===== Entries provided =====

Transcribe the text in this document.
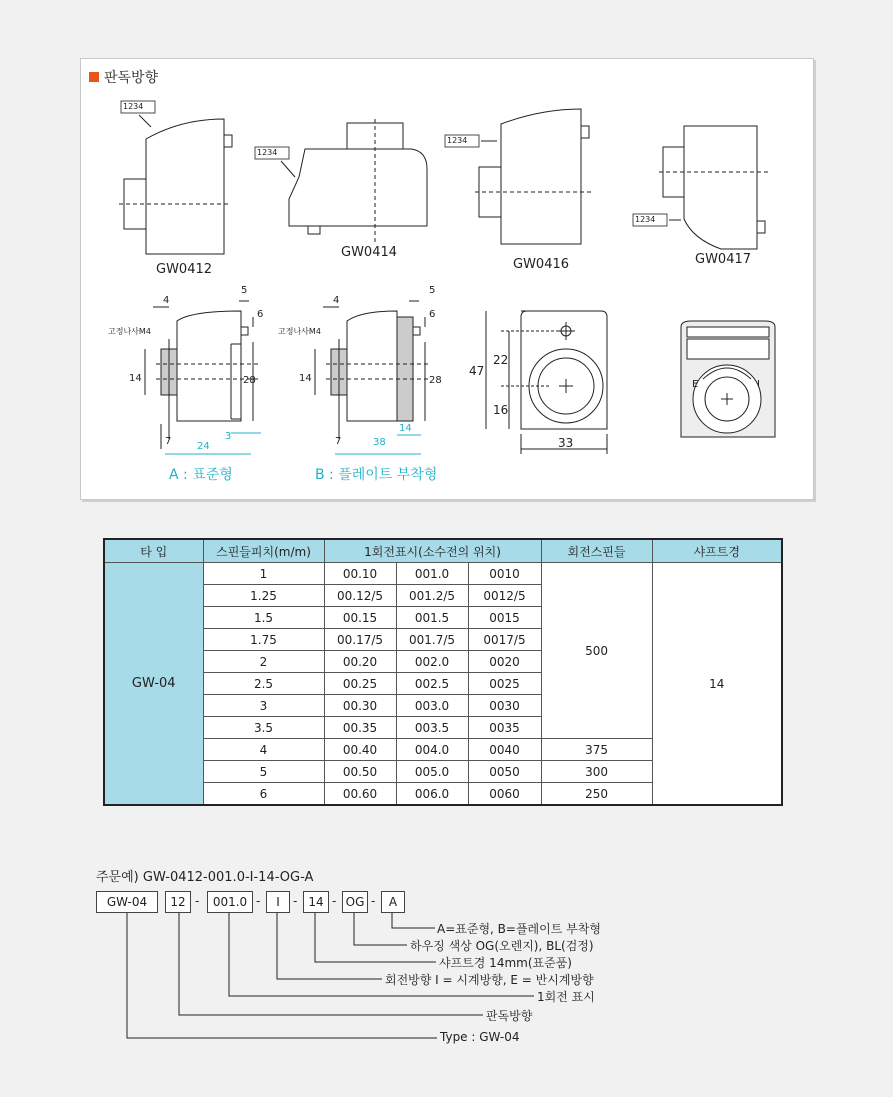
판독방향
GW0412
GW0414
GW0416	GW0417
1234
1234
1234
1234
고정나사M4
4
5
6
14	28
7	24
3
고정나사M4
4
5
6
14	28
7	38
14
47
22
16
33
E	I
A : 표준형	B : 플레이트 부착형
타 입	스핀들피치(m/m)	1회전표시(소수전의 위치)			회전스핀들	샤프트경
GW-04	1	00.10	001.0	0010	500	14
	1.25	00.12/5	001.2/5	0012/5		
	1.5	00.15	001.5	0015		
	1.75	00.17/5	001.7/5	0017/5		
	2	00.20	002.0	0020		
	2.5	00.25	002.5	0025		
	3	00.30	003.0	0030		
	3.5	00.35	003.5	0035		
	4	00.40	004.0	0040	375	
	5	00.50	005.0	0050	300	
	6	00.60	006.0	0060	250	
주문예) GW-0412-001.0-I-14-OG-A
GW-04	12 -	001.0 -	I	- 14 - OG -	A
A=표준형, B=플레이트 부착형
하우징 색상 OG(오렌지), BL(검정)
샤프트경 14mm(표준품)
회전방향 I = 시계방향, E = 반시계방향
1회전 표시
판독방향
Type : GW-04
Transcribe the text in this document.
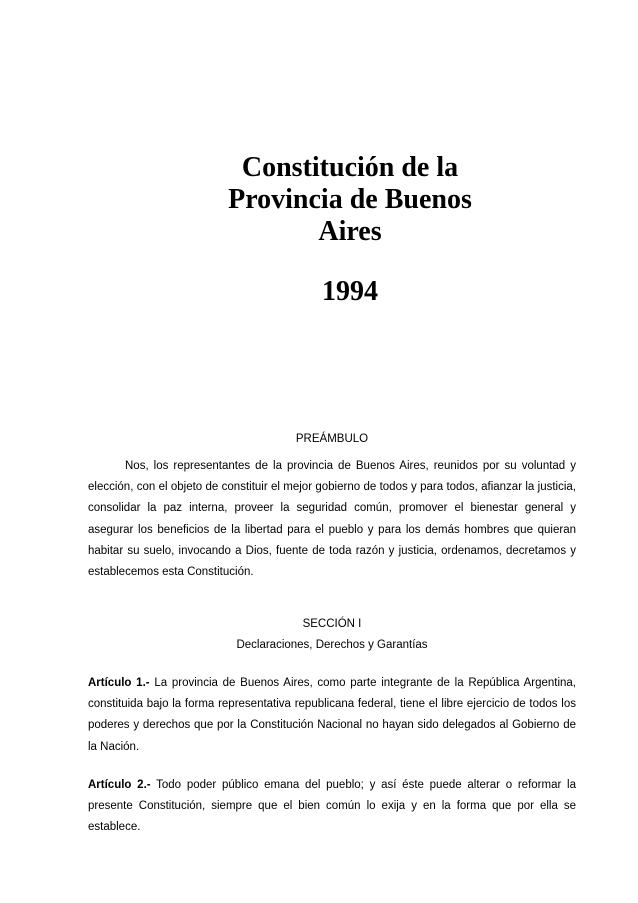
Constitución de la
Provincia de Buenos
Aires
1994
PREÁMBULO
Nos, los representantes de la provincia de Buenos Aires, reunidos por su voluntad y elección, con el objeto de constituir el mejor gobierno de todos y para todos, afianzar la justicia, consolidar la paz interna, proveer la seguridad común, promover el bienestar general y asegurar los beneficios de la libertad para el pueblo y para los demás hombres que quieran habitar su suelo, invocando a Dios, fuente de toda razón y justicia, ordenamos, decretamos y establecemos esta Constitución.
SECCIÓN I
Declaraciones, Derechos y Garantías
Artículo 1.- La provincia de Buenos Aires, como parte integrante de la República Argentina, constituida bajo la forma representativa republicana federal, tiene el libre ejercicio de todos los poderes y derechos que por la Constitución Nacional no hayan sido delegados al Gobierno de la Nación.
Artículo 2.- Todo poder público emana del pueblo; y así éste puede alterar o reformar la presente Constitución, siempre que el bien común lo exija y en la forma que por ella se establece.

=====

• **Aim of the task**: Lines that hold "forma" are the ones to copy; find all of them.

• **Written answer**:
Artículo 1.- La provincia de Buenos Aires, como parte integrante de la República Argentina, constituida bajo la forma representativa republicana federal, tiene el libre ejercicio de todos los poderes y derechos que por la Constitución Nacional no hayan sido delegados al Gobierno de la Nación.
Artículo 2.- Todo poder público emana del pueblo; y así éste puede alterar o reformar la presente Constitución, siempre que el bien común lo exija y en la forma que por ella se establece.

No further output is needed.